Task brief
Check each line of the data for "despre" and select those that have it.

** Begin Task material **

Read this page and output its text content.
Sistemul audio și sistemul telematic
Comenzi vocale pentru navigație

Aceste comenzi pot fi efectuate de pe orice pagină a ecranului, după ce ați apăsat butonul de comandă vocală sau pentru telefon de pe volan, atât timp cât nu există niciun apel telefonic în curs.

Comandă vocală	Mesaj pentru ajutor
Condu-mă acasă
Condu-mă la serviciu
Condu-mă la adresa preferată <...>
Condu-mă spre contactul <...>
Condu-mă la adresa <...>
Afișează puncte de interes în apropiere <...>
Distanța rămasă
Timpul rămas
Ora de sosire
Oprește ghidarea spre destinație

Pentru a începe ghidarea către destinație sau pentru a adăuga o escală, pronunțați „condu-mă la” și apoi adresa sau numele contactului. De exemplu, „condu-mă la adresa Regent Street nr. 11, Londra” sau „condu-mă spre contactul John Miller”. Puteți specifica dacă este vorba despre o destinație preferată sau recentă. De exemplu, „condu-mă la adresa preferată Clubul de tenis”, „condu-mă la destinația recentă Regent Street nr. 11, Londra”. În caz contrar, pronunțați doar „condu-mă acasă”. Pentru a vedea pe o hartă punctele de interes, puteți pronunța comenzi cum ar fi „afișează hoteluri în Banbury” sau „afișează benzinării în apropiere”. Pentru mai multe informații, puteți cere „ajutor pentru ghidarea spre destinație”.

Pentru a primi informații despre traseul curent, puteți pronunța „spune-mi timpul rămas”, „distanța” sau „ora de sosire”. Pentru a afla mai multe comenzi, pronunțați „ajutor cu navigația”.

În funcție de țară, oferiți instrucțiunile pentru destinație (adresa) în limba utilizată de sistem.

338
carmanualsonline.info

** End Task material **

In response
Pentru a începe ghidarea către destinație sau pentru a adăuga o escală, pronunțați „condu-mă la” și apoi adresa sau numele contactului. De exemplu, „condu-mă la adresa Regent Street nr. 11, Londra” sau „condu-mă spre contactul John Miller”. Puteți specifica dacă este vorba despre o destinație preferată sau recentă. De exemplu, „condu-mă la adresa preferată Clubul de tenis”, „condu-mă la destinația recentă Regent Street nr. 11, Londra”. În caz contrar, pronunțați doar „condu-mă acasă”. Pentru a vedea pe o hartă punctele de interes, puteți pronunța comenzi cum ar fi „afișează hoteluri în Banbury” sau „afișează benzinării în apropiere”. Pentru mai multe informații, puteți cere „ajutor pentru ghidarea spre destinație”.
Pentru a primi informații despre traseul curent, puteți pronunța „spune-mi timpul rămas”, „distanța” sau „ora de sosire”. Pentru a afla mai multe comenzi, pronunțați „ajutor cu navigația”.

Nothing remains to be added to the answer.